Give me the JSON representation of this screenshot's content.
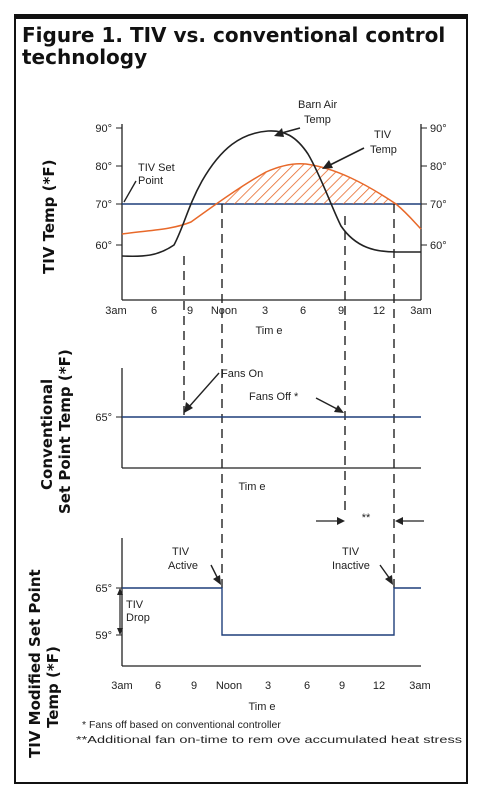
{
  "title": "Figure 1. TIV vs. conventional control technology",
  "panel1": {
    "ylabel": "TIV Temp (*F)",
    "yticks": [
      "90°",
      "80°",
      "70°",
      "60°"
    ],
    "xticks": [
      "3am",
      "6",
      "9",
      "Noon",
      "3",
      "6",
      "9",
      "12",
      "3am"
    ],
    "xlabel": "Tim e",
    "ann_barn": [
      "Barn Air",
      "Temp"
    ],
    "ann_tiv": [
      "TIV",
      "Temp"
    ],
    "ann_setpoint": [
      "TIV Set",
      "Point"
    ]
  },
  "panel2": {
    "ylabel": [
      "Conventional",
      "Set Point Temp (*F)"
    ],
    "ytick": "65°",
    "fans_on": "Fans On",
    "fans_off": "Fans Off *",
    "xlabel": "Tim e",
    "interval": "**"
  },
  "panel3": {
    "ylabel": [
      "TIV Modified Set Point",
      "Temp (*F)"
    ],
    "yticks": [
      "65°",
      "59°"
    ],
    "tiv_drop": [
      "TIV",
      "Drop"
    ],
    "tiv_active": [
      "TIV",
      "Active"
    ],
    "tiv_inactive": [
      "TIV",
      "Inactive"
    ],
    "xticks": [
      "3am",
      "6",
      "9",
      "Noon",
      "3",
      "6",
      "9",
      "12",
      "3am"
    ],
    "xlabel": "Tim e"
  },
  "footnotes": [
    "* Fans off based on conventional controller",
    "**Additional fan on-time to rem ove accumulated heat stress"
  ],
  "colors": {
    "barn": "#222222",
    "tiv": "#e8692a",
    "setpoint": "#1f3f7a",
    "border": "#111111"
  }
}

--------------------------------

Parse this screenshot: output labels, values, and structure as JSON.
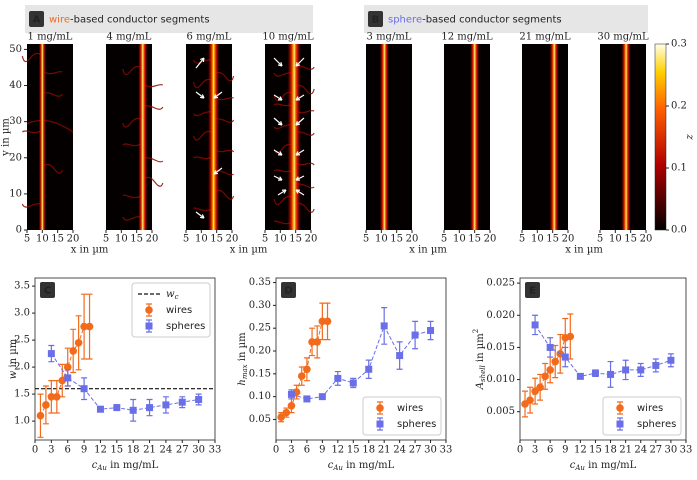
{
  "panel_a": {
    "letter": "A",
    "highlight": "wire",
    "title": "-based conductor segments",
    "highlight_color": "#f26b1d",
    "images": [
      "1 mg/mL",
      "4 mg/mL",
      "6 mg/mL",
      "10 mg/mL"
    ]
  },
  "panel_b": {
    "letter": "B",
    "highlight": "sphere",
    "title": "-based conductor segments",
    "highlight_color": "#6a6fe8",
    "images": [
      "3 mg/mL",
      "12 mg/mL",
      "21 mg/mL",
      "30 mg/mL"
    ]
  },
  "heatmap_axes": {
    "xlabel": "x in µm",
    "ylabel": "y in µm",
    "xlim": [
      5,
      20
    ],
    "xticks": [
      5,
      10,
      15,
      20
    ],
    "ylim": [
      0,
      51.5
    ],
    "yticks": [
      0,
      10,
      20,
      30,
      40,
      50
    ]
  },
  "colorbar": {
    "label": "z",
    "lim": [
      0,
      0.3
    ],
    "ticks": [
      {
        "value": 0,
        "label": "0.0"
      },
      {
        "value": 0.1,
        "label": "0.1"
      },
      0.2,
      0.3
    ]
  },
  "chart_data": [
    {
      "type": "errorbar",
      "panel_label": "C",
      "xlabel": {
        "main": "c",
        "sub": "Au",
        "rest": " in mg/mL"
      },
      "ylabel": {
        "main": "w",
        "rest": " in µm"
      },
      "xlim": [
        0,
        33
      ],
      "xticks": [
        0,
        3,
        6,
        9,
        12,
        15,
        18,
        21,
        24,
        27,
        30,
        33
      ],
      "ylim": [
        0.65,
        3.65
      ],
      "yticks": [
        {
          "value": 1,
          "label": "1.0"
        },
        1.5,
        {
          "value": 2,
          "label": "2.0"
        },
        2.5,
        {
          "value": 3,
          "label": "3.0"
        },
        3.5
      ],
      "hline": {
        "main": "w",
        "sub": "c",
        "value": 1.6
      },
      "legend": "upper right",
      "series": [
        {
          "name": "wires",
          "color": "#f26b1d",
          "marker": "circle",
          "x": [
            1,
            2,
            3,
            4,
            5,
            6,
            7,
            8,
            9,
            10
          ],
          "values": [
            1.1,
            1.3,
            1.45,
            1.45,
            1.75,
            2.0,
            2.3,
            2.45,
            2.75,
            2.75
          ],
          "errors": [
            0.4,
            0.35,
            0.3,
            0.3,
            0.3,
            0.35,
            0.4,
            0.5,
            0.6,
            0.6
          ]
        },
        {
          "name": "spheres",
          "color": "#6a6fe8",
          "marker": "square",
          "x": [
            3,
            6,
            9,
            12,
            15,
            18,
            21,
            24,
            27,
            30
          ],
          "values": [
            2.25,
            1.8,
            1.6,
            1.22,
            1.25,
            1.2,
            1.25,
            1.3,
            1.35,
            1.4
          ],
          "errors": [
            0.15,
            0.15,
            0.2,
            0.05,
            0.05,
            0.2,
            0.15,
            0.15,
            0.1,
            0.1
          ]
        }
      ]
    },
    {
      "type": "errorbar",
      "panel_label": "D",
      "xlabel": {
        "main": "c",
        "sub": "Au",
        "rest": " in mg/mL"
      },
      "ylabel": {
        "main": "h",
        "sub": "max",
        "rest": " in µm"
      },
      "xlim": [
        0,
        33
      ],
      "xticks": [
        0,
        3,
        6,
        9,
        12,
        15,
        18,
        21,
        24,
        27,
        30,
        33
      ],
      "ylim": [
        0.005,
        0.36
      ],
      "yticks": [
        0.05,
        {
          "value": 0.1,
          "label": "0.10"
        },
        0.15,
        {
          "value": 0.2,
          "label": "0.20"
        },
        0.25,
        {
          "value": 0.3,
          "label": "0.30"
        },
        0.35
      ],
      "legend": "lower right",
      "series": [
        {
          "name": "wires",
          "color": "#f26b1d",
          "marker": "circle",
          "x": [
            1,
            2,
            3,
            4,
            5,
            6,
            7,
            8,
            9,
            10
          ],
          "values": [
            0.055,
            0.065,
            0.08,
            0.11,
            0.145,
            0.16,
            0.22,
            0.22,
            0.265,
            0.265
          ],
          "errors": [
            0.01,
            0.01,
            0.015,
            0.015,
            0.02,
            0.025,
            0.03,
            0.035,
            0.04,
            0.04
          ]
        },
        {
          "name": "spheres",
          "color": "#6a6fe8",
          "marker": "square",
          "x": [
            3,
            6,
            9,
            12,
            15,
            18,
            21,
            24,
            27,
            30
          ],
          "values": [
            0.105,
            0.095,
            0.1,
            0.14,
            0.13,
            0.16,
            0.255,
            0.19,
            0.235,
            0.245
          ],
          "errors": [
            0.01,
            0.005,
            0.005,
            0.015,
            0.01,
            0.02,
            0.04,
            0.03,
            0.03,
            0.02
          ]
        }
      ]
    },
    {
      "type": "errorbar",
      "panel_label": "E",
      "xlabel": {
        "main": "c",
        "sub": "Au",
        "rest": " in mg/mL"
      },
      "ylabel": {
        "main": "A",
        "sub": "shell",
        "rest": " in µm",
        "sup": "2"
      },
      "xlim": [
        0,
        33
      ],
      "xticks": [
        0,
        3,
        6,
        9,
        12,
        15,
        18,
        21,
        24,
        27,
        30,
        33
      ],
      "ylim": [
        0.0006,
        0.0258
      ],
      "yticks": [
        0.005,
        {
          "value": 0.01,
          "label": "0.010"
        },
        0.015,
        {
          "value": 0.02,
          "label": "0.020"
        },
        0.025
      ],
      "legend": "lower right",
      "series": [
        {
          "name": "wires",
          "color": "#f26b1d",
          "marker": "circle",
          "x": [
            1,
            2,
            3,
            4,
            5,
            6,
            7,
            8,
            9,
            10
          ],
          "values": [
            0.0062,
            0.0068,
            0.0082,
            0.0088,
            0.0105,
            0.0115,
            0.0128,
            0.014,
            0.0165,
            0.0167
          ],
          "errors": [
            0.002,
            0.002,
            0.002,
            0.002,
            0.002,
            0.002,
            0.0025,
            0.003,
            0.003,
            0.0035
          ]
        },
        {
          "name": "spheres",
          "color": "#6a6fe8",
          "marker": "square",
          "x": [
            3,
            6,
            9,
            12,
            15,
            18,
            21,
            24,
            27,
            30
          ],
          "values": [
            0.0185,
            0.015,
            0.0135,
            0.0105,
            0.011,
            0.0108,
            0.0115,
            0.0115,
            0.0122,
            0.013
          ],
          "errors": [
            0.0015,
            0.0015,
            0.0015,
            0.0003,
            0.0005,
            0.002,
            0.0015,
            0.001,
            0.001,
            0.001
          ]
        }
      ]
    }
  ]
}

--------------------------------

Copy out every line of the material above that mentions the word "screenshot".

Give me the JSON representation of this screenshot's content.
Parse this screenshot: output labels, values, and structure as JSON.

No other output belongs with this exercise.